### WRITTEN INSTRUCTION
In this exercise, reproduce all the entries that follow exactly.
━━━ SUPPLIED MATERIAL ━━━
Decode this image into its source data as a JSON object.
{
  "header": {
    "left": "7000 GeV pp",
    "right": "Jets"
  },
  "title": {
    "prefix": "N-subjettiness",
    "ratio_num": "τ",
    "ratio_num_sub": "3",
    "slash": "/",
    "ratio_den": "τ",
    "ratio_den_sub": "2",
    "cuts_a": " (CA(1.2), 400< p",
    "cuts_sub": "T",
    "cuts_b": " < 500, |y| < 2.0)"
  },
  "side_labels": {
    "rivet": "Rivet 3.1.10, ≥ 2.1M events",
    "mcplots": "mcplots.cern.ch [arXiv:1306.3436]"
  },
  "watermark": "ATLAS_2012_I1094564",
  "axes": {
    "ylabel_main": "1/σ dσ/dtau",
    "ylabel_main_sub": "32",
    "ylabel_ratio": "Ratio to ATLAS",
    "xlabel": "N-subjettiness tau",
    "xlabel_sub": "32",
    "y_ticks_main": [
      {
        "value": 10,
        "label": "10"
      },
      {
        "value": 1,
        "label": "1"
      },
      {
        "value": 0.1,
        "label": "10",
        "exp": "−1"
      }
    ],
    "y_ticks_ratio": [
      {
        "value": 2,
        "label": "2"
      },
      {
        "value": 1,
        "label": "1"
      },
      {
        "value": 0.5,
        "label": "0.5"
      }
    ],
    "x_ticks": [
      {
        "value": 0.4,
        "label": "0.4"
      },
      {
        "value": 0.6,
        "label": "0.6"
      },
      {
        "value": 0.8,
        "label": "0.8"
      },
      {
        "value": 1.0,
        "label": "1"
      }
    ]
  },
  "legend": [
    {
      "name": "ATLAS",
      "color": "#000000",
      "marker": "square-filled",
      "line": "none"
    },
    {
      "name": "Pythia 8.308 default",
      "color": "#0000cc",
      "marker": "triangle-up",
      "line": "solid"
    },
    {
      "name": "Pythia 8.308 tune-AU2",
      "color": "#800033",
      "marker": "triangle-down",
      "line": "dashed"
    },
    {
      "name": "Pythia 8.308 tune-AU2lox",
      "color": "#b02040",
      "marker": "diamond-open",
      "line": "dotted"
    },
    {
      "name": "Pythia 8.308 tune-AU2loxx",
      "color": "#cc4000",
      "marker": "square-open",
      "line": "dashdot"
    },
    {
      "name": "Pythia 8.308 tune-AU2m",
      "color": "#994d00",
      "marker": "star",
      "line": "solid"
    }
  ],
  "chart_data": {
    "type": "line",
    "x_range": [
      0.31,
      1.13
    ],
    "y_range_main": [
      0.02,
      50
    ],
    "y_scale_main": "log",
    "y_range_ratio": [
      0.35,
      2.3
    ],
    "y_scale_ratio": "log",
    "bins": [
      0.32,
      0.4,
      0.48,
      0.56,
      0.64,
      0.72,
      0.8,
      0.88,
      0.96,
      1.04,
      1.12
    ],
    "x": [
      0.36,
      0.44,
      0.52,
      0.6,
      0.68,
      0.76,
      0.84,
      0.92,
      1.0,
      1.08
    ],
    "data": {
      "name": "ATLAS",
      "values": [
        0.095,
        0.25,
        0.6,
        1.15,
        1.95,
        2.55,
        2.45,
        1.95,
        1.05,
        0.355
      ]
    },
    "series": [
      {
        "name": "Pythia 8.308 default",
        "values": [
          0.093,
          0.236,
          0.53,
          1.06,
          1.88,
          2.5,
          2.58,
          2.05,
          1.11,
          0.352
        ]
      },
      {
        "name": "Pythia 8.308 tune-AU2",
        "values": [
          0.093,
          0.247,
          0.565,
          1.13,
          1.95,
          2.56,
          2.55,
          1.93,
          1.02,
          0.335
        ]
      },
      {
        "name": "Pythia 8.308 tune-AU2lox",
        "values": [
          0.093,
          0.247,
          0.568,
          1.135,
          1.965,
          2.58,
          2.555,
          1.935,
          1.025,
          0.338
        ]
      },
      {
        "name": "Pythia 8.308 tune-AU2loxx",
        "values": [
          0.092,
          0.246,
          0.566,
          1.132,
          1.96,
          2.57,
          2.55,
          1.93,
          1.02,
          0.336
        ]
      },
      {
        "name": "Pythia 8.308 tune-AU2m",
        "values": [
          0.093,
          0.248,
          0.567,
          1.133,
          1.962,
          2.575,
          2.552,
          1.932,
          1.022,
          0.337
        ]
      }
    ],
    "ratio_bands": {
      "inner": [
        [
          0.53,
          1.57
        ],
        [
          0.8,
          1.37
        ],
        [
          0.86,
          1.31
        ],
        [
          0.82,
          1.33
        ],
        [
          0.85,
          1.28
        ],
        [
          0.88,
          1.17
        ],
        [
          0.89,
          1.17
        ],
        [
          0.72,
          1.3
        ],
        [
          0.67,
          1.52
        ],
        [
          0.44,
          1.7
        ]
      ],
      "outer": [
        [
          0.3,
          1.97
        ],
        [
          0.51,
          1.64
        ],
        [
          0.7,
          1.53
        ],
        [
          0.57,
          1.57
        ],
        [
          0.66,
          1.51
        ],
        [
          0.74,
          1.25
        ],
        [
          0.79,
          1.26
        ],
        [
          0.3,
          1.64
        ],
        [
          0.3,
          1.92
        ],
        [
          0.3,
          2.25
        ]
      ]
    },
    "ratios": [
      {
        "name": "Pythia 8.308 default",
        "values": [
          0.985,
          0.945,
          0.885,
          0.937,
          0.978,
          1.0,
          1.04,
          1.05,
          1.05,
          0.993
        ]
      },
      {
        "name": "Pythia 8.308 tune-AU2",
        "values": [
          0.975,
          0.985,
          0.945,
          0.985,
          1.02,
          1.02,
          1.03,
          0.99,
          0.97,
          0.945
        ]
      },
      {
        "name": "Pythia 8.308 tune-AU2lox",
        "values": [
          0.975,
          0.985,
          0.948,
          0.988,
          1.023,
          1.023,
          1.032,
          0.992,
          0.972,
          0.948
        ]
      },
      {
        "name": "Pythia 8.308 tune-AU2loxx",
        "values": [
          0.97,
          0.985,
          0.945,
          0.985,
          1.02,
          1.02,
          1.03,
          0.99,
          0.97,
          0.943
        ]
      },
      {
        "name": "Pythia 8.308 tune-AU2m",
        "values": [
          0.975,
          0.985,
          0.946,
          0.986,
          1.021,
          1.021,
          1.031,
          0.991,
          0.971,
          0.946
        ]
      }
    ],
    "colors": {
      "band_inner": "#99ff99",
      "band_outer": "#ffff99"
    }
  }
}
━━━
### ANSWER TO THIS PROBLEM
Decode this image into its source data as a JSON object.
{
  "header": {
    "left": "7000 GeV pp",
    "right": "Jets"
  },
  "title": {
    "prefix": "N-subjettiness",
    "ratio_num": "τ",
    "ratio_num_sub": "3",
    "slash": "/",
    "ratio_den": "τ",
    "ratio_den_sub": "2",
    "cuts_a": " (CA(1.2), 400< p",
    "cuts_sub": "T",
    "cuts_b": " < 500, |y| < 2.0)"
  },
  "side_labels": {
    "rivet": "Rivet 3.1.10, ≥ 2.1M events",
    "mcplots": "mcplots.cern.ch [arXiv:1306.3436]"
  },
  "watermark": "ATLAS_2012_I1094564",
  "axes": {
    "ylabel_main": "1/σ dσ/dtau",
    "ylabel_main_sub": "32",
    "ylabel_ratio": "Ratio to ATLAS",
    "xlabel": "N-subjettiness tau",
    "xlabel_sub": "32",
    "y_ticks_main": [
      {
        "value": 10,
        "label": "10"
      },
      {
        "value": 1,
        "label": "1"
      },
      {
        "value": 0.1,
        "label": "10",
        "exp": "−1"
      }
    ],
    "y_ticks_ratio": [
      {
        "value": 2,
        "label": "2"
      },
      {
        "value": 1,
        "label": "1"
      },
      {
        "value": 0.5,
        "label": "0.5"
      }
    ],
    "x_ticks": [
      {
        "value": 0.4,
        "label": "0.4"
      },
      {
        "value": 0.6,
        "label": "0.6"
      },
      {
        "value": 0.8,
        "label": "0.8"
      },
      {
        "value": 1.0,
        "label": "1"
      }
    ]
  },
  "legend": [
    {
      "name": "ATLAS",
      "color": "#000000",
      "marker": "square-filled",
      "line": "none"
    },
    {
      "name": "Pythia 8.308 default",
      "color": "#0000cc",
      "marker": "triangle-up",
      "line": "solid"
    },
    {
      "name": "Pythia 8.308 tune-AU2",
      "color": "#800033",
      "marker": "triangle-down",
      "line": "dashed"
    },
    {
      "name": "Pythia 8.308 tune-AU2lox",
      "color": "#b02040",
      "marker": "diamond-open",
      "line": "dotted"
    },
    {
      "name": "Pythia 8.308 tune-AU2loxx",
      "color": "#cc4000",
      "marker": "square-open",
      "line": "dashdot"
    },
    {
      "name": "Pythia 8.308 tune-AU2m",
      "color": "#994d00",
      "marker": "star",
      "line": "solid"
    }
  ],
  "chart_data": {
    "type": "line",
    "x_range": [
      0.31,
      1.13
    ],
    "y_range_main": [
      0.02,
      50
    ],
    "y_scale_main": "log",
    "y_range_ratio": [
      0.35,
      2.3
    ],
    "y_scale_ratio": "log",
    "bins": [
      0.32,
      0.4,
      0.48,
      0.56,
      0.64,
      0.72,
      0.8,
      0.88,
      0.96,
      1.04,
      1.12
    ],
    "x": [
      0.36,
      0.44,
      0.52,
      0.6,
      0.68,
      0.76,
      0.84,
      0.92,
      1.0,
      1.08
    ],
    "data": {
      "name": "ATLAS",
      "values": [
        0.095,
        0.25,
        0.6,
        1.15,
        1.95,
        2.55,
        2.45,
        1.95,
        1.05,
        0.355
      ]
    },
    "series": [
      {
        "name": "Pythia 8.308 default",
        "values": [
          0.093,
          0.236,
          0.53,
          1.06,
          1.88,
          2.5,
          2.58,
          2.05,
          1.11,
          0.352
        ]
      },
      {
        "name": "Pythia 8.308 tune-AU2",
        "values": [
          0.093,
          0.247,
          0.565,
          1.13,
          1.95,
          2.56,
          2.55,
          1.93,
          1.02,
          0.335
        ]
      },
      {
        "name": "Pythia 8.308 tune-AU2lox",
        "values": [
          0.093,
          0.247,
          0.568,
          1.135,
          1.965,
          2.58,
          2.555,
          1.935,
          1.025,
          0.338
        ]
      },
      {
        "name": "Pythia 8.308 tune-AU2loxx",
        "values": [
          0.092,
          0.246,
          0.566,
          1.132,
          1.96,
          2.57,
          2.55,
          1.93,
          1.02,
          0.336
        ]
      },
      {
        "name": "Pythia 8.308 tune-AU2m",
        "values": [
          0.093,
          0.248,
          0.567,
          1.133,
          1.962,
          2.575,
          2.552,
          1.932,
          1.022,
          0.337
        ]
      }
    ],
    "ratio_bands": {
      "inner": [
        [
          0.53,
          1.57
        ],
        [
          0.8,
          1.37
        ],
        [
          0.86,
          1.31
        ],
        [
          0.82,
          1.33
        ],
        [
          0.85,
          1.28
        ],
        [
          0.88,
          1.17
        ],
        [
          0.89,
          1.17
        ],
        [
          0.72,
          1.3
        ],
        [
          0.67,
          1.52
        ],
        [
          0.44,
          1.7
        ]
      ],
      "outer": [
        [
          0.3,
          1.97
        ],
        [
          0.51,
          1.64
        ],
        [
          0.7,
          1.53
        ],
        [
          0.57,
          1.57
        ],
        [
          0.66,
          1.51
        ],
        [
          0.74,
          1.25
        ],
        [
          0.79,
          1.26
        ],
        [
          0.3,
          1.64
        ],
        [
          0.3,
          1.92
        ],
        [
          0.3,
          2.25
        ]
      ]
    },
    "ratios": [
      {
        "name": "Pythia 8.308 default",
        "values": [
          0.985,
          0.945,
          0.885,
          0.937,
          0.978,
          1.0,
          1.04,
          1.05,
          1.05,
          0.993
        ]
      },
      {
        "name": "Pythia 8.308 tune-AU2",
        "values": [
          0.975,
          0.985,
          0.945,
          0.985,
          1.02,
          1.02,
          1.03,
          0.99,
          0.97,
          0.945
        ]
      },
      {
        "name": "Pythia 8.308 tune-AU2lox",
        "values": [
          0.975,
          0.985,
          0.948,
          0.988,
          1.023,
          1.023,
          1.032,
          0.992,
          0.972,
          0.948
        ]
      },
      {
        "name": "Pythia 8.308 tune-AU2loxx",
        "values": [
          0.97,
          0.985,
          0.945,
          0.985,
          1.02,
          1.02,
          1.03,
          0.99,
          0.97,
          0.943
        ]
      },
      {
        "name": "Pythia 8.308 tune-AU2m",
        "values": [
          0.975,
          0.985,
          0.946,
          0.986,
          1.021,
          1.021,
          1.031,
          0.991,
          0.971,
          0.946
        ]
      }
    ],
    "colors": {
      "band_inner": "#99ff99",
      "band_outer": "#ffff99"
    }
  }
}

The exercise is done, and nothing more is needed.